## MATERIAL
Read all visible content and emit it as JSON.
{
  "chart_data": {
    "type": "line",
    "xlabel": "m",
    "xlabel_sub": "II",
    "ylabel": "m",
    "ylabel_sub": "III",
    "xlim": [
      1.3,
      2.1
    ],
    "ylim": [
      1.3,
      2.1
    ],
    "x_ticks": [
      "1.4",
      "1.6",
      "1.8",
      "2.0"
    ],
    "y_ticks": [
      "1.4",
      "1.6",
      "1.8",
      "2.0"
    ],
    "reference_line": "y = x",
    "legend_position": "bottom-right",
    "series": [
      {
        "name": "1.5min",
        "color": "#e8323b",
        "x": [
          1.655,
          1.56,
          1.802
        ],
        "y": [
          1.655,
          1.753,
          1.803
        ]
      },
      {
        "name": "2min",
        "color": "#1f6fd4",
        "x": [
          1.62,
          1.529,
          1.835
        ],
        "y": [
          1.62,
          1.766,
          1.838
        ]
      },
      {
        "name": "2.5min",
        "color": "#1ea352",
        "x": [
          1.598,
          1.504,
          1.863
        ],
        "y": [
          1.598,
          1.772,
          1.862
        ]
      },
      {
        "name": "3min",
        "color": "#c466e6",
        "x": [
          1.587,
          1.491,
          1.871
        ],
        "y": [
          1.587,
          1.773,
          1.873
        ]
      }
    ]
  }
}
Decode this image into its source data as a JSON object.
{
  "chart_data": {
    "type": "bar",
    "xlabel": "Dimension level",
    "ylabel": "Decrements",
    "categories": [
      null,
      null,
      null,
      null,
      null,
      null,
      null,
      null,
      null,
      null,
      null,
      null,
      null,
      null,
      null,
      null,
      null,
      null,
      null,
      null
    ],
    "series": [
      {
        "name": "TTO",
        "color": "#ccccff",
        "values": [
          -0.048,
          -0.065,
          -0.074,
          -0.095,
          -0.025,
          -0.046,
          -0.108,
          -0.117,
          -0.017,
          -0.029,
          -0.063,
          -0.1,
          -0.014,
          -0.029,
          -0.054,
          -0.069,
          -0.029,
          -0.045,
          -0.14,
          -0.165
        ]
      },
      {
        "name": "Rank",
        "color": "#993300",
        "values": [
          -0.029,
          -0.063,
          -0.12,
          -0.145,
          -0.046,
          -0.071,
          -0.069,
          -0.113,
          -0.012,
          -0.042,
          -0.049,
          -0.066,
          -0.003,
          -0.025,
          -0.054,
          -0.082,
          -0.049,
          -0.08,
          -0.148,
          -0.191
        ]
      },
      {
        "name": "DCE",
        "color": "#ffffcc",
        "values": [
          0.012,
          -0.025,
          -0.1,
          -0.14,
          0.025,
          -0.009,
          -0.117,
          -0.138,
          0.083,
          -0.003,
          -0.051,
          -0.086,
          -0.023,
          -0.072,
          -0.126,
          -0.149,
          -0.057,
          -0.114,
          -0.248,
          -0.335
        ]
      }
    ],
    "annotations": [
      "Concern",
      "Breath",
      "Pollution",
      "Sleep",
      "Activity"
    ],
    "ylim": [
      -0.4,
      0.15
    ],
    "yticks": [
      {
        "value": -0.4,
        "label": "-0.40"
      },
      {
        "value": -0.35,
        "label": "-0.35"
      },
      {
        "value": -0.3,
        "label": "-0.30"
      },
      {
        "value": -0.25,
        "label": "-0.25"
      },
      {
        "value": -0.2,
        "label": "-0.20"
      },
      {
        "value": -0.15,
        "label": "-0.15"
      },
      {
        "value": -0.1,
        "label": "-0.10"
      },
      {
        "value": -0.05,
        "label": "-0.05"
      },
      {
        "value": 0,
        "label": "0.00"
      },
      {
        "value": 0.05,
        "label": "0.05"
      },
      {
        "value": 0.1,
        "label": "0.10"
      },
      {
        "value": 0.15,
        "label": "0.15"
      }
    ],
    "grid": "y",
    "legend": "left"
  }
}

## PROBLEM DETAILS
Copy all lines from the entries that contain the word "name".

## THE RESULT
        "name": "1.5min",
        "name": "2min",
        "name": "2.5min",
        "name": "3min",
        "name": "TTO",
        "name": "Rank",
        "name": "DCE",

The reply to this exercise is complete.